Set down each entry exactly as given; pictures should not appear in the copy.
---- PROVIDED ENTRIES
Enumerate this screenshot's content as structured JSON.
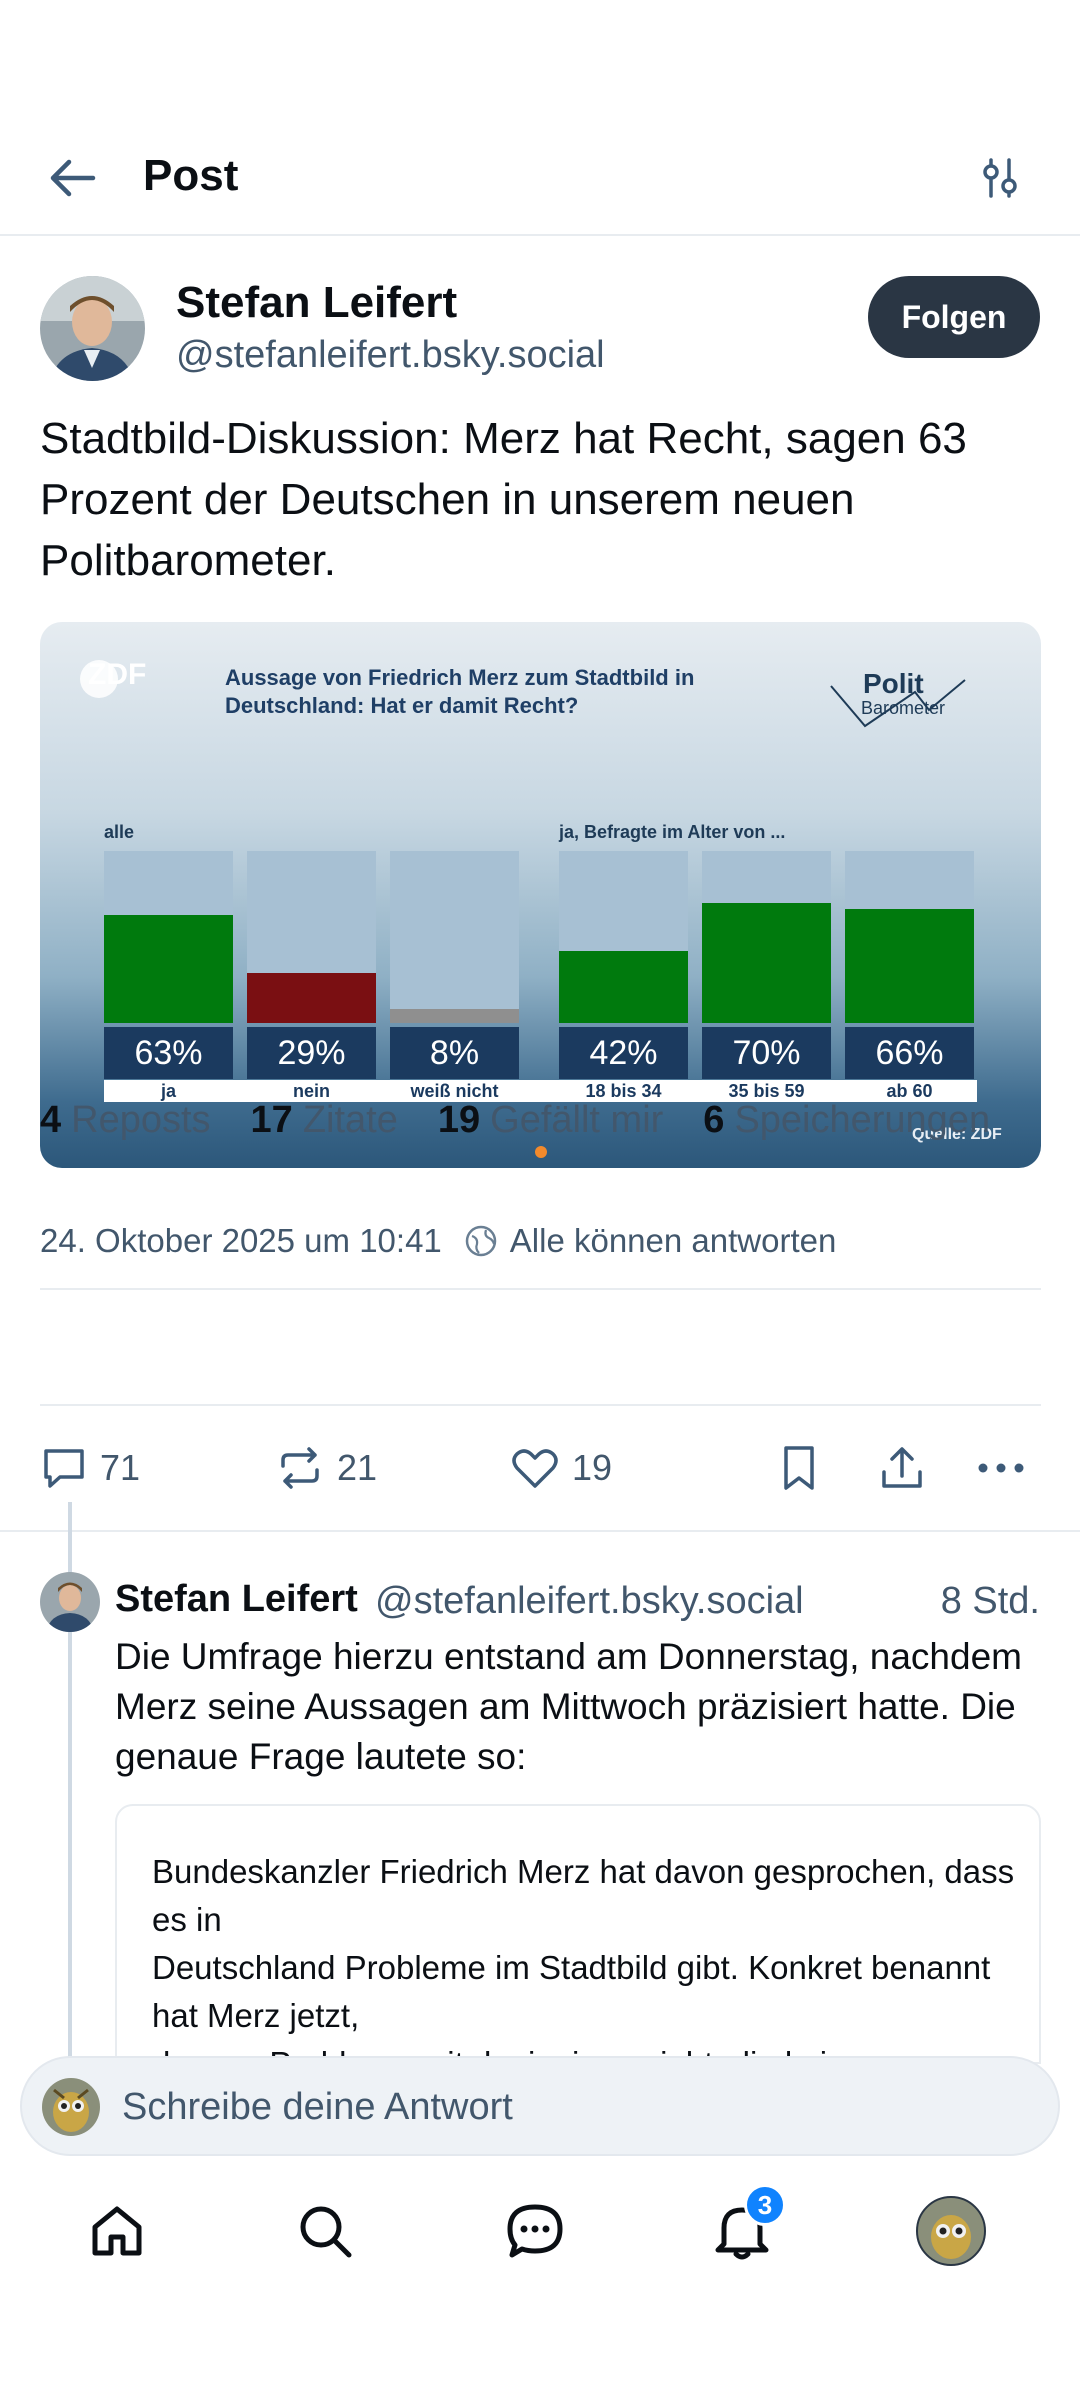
{
  "header": {
    "title": "Post",
    "back_icon": "arrow-left-icon",
    "filter_icon": "sliders-icon"
  },
  "post": {
    "author": {
      "name": "Stefan Leifert",
      "handle": "@stefanleifert.bsky.social"
    },
    "follow_label": "Folgen",
    "text": "Stadtbild-Diskussion: Merz hat Recht, sagen 63 Prozent der Deutschen in unserem neuen Politbarometer.",
    "timestamp": "24. Oktober 2025 um 10:41",
    "reply_setting": "Alle können antworten",
    "stats": {
      "reposts_count": "4",
      "reposts_label": "Reposts",
      "quotes_count": "17",
      "quotes_label": "Zitate",
      "likes_count": "19",
      "likes_label": "Gefällt mir",
      "saves_count": "6",
      "saves_label": "Speicherungen"
    },
    "actions": {
      "replies": "71",
      "reposts": "21",
      "likes": "19"
    }
  },
  "chart": {
    "zdf_logo": "ZDF",
    "title": "Aussage von Friedrich Merz zum Stadtbild in Deutschland: Hat er damit Recht?",
    "brand_top": "Polit",
    "brand_bottom": "Barometer",
    "group_all": "alle",
    "group_age": "ja, Befragte im Alter von ...",
    "source": "Quelle: ZDF",
    "colors": {
      "ja": "#007a0d",
      "nein": "#7a0f12",
      "weiss_nicht": "#8f8f8f",
      "bg_bar": "#a7c0d3"
    }
  },
  "chart_data": {
    "type": "bar",
    "title": "Aussage von Friedrich Merz zum Stadtbild in Deutschland: Hat er damit Recht?",
    "categories": [
      "ja",
      "nein",
      "weiß nicht",
      "18 bis 34",
      "35 bis 59",
      "ab 60"
    ],
    "values": [
      63,
      29,
      8,
      42,
      70,
      66
    ],
    "value_labels": [
      "63%",
      "29%",
      "8%",
      "42%",
      "70%",
      "66%"
    ],
    "ylim": [
      0,
      100
    ]
  },
  "reply": {
    "author": {
      "name": "Stefan Leifert",
      "handle": "@stefanleifert.bsky.social"
    },
    "time": "8 Std.",
    "text": "Die Umfrage hierzu entstand am Donnerstag, nachdem Merz seine Aussagen am Mittwoch präzisiert hatte. Die genaue Frage lautete so:",
    "quote": "Bundeskanzler Friedrich Merz hat davon gesprochen, dass es in\nDeutschland Probleme im Stadtbild gibt. Konkret benannt hat Merz jetzt,\ndass er Probleme mit denjenigen sieht, die keinen"
  },
  "compose": {
    "placeholder": "Schreibe deine Antwort"
  },
  "tabbar": {
    "notifications_badge": "3"
  }
}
--------
__PROBLEM SOLUTION__.
Enumerate this screenshot's content as structured JSON.
{
  "header": {
    "title": "Post",
    "back_icon": "arrow-left-icon",
    "filter_icon": "sliders-icon"
  },
  "post": {
    "author": {
      "name": "Stefan Leifert",
      "handle": "@stefanleifert.bsky.social"
    },
    "follow_label": "Folgen",
    "text": "Stadtbild-Diskussion: Merz hat Recht, sagen 63 Prozent der Deutschen in unserem neuen Politbarometer.",
    "timestamp": "24. Oktober 2025 um 10:41",
    "reply_setting": "Alle können antworten",
    "stats": {
      "reposts_count": "4",
      "reposts_label": "Reposts",
      "quotes_count": "17",
      "quotes_label": "Zitate",
      "likes_count": "19",
      "likes_label": "Gefällt mir",
      "saves_count": "6",
      "saves_label": "Speicherungen"
    },
    "actions": {
      "replies": "71",
      "reposts": "21",
      "likes": "19"
    }
  },
  "chart": {
    "zdf_logo": "ZDF",
    "title": "Aussage von Friedrich Merz zum Stadtbild in Deutschland: Hat er damit Recht?",
    "brand_top": "Polit",
    "brand_bottom": "Barometer",
    "group_all": "alle",
    "group_age": "ja, Befragte im Alter von ...",
    "source": "Quelle: ZDF",
    "colors": {
      "ja": "#007a0d",
      "nein": "#7a0f12",
      "weiss_nicht": "#8f8f8f",
      "bg_bar": "#a7c0d3"
    }
  },
  "chart_data": {
    "type": "bar",
    "title": "Aussage von Friedrich Merz zum Stadtbild in Deutschland: Hat er damit Recht?",
    "categories": [
      "ja",
      "nein",
      "weiß nicht",
      "18 bis 34",
      "35 bis 59",
      "ab 60"
    ],
    "values": [
      63,
      29,
      8,
      42,
      70,
      66
    ],
    "value_labels": [
      "63%",
      "29%",
      "8%",
      "42%",
      "70%",
      "66%"
    ],
    "ylim": [
      0,
      100
    ]
  },
  "reply": {
    "author": {
      "name": "Stefan Leifert",
      "handle": "@stefanleifert.bsky.social"
    },
    "time": "8 Std.",
    "text": "Die Umfrage hierzu entstand am Donnerstag, nachdem Merz seine Aussagen am Mittwoch präzisiert hatte. Die genaue Frage lautete so:",
    "quote": "Bundeskanzler Friedrich Merz hat davon gesprochen, dass es in\nDeutschland Probleme im Stadtbild gibt. Konkret benannt hat Merz jetzt,\ndass er Probleme mit denjenigen sieht, die keinen"
  },
  "compose": {
    "placeholder": "Schreibe deine Antwort"
  },
  "tabbar": {
    "notifications_badge": "3"
  }
}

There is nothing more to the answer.